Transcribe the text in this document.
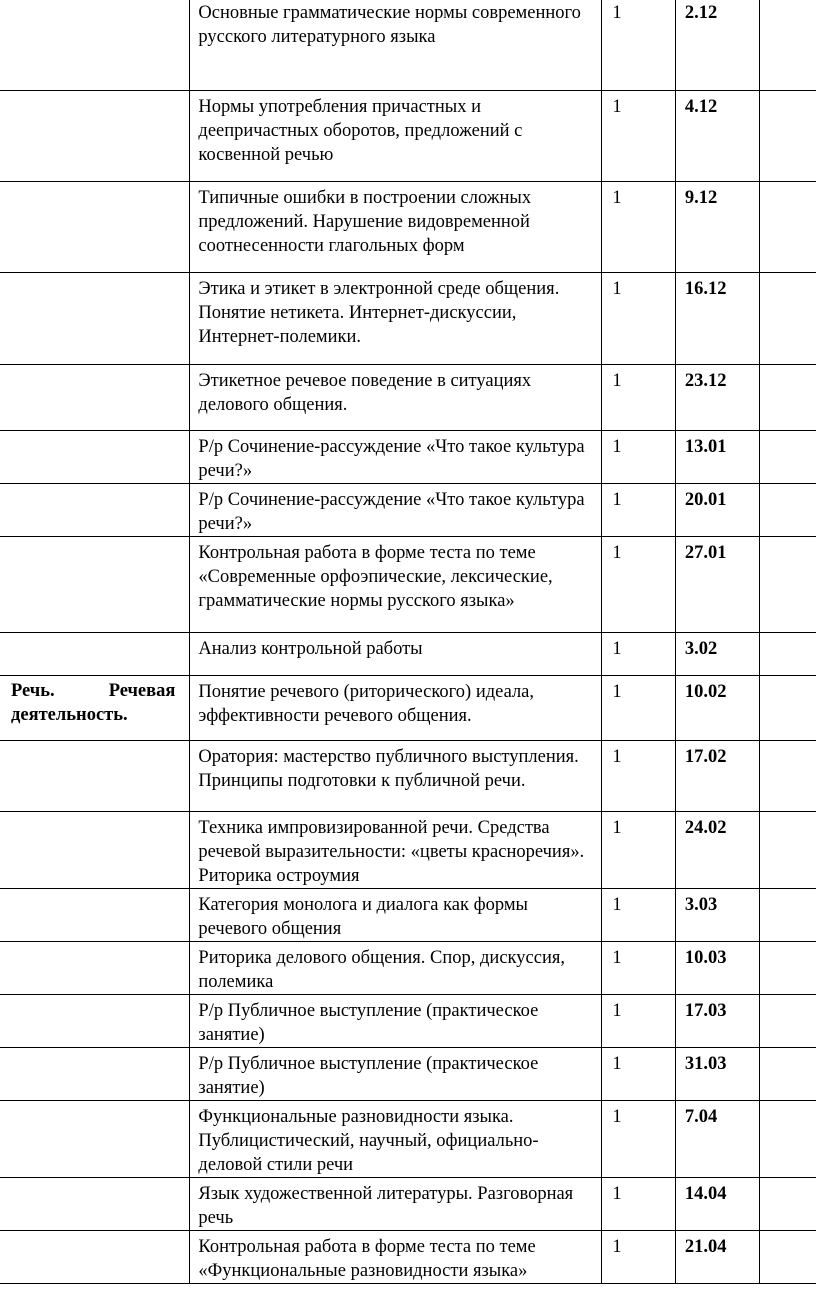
	Основные грамматические нормы современного русского литературного языка	1	2.12	

	Нормы употребления причастных и деепричастных оборотов, предложений с косвенной речью	1	4.12	

	Типичные ошибки в построении сложных предложений. Нарушение видовременной соотнесенности глагольных форм	1	9.12	

	Этика и этикет в электронной среде общения. Понятие нетикета. Интернет-дискуссии, Интернет-полемики.	1	16.12	

	Этикетное речевое поведение в ситуациях делового общения.	1	23.12	

	Р/р Сочинение-рассуждение «Что такое культура речи?»	1	13.01	

	Р/р Сочинение-рассуждение «Что такое культура речи?»	1	20.01	

	Контрольная работа в форме теста по теме «Современные орфоэпические, лексические, грамматические нормы русского языка»	1	27.01	

	Анализ контрольной работы	1	3.02	

Речь. Речевая
деятельность.	Понятие речевого (риторического) идеала, эффективности речевого общения.	1	10.02	

	Оратория: мастерство публичного выступления. Принципы подготовки к публичной речи.	1	17.02	

	Техника импровизированной речи. Средства речевой выразительности: «цветы красноречия». Риторика остроумия	1	24.02	

	Категория монолога и диалога как формы речевого общения	1	3.03	

	Риторика делового общения. Спор, дискуссия, полемика	1	10.03	

	Р/р Публичное выступление (практическое занятие)	1	17.03	

	Р/р Публичное выступление (практическое занятие)	1	31.03	

	Функциональные разновидности языка. Публицистический, научный, официально-деловой стили речи	1	7.04	

	Язык художественной литературы. Разговорная речь	1	14.04	

	Контрольная работа в форме теста по теме «Функциональные разновидности языка»	1	21.04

++++++++++

■ AIM: Pictures stay out; repeat all the rest of the records exactly.

■ ANSWER TO THE TASK:
Transcribe the text in this document.
	Основные грамматические нормы современного русского литературного языка	1	2.12	

	Нормы употребления причастных и деепричастных оборотов, предложений с косвенной речью	1	4.12	

	Типичные ошибки в построении сложных предложений. Нарушение видовременной соотнесенности глагольных форм	1	9.12	

	Этика и этикет в электронной среде общения. Понятие нетикета. Интернет-дискуссии, Интернет-полемики.	1	16.12	

	Этикетное речевое поведение в ситуациях делового общения.	1	23.12	

	Р/р Сочинение-рассуждение «Что такое культура речи?»	1	13.01	

	Р/р Сочинение-рассуждение «Что такое культура речи?»	1	20.01	

	Контрольная работа в форме теста по теме «Современные орфоэпические, лексические, грамматические нормы русского языка»	1	27.01	

	Анализ контрольной работы	1	3.02	

Речь. Речевая
деятельность.	Понятие речевого (риторического) идеала, эффективности речевого общения.	1	10.02	

	Оратория: мастерство публичного выступления. Принципы подготовки к публичной речи.	1	17.02	

	Техника импровизированной речи. Средства речевой выразительности: «цветы красноречия». Риторика остроумия	1	24.02	

	Категория монолога и диалога как формы речевого общения	1	3.03	

	Риторика делового общения. Спор, дискуссия, полемика	1	10.03	

	Р/р Публичное выступление (практическое занятие)	1	17.03	

	Р/р Публичное выступление (практическое занятие)	1	31.03	

	Функциональные разновидности языка. Публицистический, научный, официально-деловой стили речи	1	7.04	

	Язык художественной литературы. Разговорная речь	1	14.04	

	Контрольная работа в форме теста по теме «Функциональные разновидности языка»	1	21.04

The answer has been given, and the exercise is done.